> **Problem details**: From the records below, give the number of lines that contain the string "JSON", without any other text.

--- START OF Given records ---

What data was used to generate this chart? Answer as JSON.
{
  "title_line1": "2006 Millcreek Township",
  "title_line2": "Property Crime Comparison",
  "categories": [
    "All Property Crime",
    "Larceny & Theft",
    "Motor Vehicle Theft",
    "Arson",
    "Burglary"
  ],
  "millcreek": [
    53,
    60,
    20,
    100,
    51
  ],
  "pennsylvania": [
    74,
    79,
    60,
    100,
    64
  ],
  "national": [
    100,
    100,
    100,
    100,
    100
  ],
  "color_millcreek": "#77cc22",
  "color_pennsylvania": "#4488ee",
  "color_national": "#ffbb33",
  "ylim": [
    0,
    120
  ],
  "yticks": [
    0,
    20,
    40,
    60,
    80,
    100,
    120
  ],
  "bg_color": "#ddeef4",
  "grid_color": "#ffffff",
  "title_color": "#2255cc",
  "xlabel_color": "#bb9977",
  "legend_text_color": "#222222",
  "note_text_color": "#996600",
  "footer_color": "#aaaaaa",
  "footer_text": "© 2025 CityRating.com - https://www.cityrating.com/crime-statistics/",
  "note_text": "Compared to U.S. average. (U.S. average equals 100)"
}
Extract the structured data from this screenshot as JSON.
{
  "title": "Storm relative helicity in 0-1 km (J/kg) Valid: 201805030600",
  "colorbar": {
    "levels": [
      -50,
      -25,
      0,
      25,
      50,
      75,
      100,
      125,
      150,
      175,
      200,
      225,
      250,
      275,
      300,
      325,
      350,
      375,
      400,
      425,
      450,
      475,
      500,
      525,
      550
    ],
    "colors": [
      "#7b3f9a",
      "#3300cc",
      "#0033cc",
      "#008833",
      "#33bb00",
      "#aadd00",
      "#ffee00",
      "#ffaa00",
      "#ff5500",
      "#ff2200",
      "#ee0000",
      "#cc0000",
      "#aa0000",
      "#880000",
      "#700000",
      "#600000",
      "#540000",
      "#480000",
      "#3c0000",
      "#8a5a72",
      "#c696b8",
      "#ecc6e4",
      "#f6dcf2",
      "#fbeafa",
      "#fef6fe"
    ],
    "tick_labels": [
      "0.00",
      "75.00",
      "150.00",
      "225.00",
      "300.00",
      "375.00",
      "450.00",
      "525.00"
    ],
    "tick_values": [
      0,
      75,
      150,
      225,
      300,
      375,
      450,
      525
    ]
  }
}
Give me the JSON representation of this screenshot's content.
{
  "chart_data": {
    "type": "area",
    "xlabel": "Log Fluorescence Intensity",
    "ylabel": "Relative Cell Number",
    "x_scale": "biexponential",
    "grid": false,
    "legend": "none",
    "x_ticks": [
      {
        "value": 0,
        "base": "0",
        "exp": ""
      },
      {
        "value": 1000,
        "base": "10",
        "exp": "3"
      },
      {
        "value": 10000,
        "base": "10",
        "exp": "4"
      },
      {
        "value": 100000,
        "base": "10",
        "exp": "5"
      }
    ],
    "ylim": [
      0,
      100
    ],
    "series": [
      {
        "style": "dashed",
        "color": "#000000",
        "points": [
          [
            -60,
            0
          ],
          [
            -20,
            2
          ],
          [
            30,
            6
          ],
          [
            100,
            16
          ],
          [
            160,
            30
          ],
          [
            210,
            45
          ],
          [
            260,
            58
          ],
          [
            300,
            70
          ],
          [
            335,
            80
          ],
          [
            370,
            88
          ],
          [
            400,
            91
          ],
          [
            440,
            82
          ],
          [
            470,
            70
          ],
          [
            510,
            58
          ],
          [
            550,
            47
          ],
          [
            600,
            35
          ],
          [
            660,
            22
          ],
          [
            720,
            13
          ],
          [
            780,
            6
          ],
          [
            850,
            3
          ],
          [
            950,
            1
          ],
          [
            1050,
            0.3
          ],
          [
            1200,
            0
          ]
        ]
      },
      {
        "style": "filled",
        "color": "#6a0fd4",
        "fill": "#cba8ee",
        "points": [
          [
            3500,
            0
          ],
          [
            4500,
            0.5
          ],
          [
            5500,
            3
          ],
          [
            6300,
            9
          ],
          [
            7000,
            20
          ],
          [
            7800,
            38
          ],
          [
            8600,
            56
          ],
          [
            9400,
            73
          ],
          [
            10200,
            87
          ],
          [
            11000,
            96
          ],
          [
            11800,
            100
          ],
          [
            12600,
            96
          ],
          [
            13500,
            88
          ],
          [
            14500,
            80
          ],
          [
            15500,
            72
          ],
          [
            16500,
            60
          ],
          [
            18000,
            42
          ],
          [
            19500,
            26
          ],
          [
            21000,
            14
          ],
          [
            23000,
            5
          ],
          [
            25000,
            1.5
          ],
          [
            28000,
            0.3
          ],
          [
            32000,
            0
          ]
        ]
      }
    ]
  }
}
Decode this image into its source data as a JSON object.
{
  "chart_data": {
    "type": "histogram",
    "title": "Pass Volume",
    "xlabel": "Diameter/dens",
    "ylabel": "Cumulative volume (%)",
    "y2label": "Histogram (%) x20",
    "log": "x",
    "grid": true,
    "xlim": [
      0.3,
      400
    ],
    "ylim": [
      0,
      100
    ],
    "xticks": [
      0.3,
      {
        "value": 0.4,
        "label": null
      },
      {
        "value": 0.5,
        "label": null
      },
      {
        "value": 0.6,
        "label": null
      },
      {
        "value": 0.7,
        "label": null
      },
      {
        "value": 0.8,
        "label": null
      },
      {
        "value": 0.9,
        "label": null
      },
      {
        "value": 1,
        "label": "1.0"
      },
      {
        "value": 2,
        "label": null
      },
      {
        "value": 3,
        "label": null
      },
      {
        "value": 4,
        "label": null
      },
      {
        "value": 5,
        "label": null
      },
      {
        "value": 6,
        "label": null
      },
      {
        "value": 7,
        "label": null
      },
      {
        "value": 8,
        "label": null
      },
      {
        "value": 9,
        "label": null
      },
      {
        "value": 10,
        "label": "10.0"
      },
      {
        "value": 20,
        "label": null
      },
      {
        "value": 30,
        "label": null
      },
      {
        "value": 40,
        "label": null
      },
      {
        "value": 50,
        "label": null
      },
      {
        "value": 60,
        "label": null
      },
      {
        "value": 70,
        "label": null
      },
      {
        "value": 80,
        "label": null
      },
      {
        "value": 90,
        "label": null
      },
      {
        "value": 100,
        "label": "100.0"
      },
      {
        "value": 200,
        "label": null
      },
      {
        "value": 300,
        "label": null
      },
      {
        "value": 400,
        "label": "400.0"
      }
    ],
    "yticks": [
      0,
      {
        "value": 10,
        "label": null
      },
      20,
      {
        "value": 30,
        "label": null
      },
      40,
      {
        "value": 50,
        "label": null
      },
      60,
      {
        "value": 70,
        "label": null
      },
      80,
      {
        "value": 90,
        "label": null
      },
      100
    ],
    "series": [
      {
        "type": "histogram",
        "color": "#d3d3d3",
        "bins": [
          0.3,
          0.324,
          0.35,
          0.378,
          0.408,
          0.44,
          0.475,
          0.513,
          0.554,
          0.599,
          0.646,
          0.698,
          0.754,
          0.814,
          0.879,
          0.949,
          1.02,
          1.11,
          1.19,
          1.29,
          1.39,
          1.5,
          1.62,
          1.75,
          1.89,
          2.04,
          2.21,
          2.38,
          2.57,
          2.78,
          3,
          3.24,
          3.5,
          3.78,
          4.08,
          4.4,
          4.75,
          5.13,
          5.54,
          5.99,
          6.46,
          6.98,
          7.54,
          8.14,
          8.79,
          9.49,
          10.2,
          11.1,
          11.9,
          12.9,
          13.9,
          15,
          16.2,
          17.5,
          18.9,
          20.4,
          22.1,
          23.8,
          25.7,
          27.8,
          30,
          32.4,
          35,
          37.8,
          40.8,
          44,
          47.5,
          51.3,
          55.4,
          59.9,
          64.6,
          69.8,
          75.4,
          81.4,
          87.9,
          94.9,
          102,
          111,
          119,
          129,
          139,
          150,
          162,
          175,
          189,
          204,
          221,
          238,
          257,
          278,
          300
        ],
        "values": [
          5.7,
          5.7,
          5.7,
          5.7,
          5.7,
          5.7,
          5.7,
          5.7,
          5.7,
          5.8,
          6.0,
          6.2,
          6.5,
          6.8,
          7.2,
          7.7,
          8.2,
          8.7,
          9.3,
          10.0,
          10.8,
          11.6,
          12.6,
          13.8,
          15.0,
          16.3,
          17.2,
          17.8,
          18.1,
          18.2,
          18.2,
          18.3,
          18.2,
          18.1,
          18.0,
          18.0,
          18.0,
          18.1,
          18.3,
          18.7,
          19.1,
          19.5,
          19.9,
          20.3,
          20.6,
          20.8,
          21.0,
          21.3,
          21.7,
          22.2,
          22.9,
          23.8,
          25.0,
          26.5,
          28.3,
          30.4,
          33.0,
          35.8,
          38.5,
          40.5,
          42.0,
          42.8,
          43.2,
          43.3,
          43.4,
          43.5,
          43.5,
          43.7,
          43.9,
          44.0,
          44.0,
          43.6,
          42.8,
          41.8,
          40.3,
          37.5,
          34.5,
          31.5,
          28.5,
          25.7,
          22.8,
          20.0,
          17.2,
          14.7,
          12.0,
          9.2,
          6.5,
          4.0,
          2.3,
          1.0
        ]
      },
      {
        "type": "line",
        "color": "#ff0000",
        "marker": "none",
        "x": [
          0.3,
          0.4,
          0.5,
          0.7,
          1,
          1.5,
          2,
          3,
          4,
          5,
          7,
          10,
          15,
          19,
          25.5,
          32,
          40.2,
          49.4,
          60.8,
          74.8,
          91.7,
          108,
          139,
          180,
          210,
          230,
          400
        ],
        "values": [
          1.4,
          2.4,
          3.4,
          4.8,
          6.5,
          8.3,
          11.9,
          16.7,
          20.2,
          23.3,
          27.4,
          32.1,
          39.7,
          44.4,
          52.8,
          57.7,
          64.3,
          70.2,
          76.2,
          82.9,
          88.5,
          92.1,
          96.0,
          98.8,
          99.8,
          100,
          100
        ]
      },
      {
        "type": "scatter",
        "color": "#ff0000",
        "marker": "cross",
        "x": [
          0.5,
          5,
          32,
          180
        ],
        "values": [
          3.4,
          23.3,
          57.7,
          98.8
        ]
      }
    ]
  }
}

--- END OF Given records ---

> **Written reply**: 4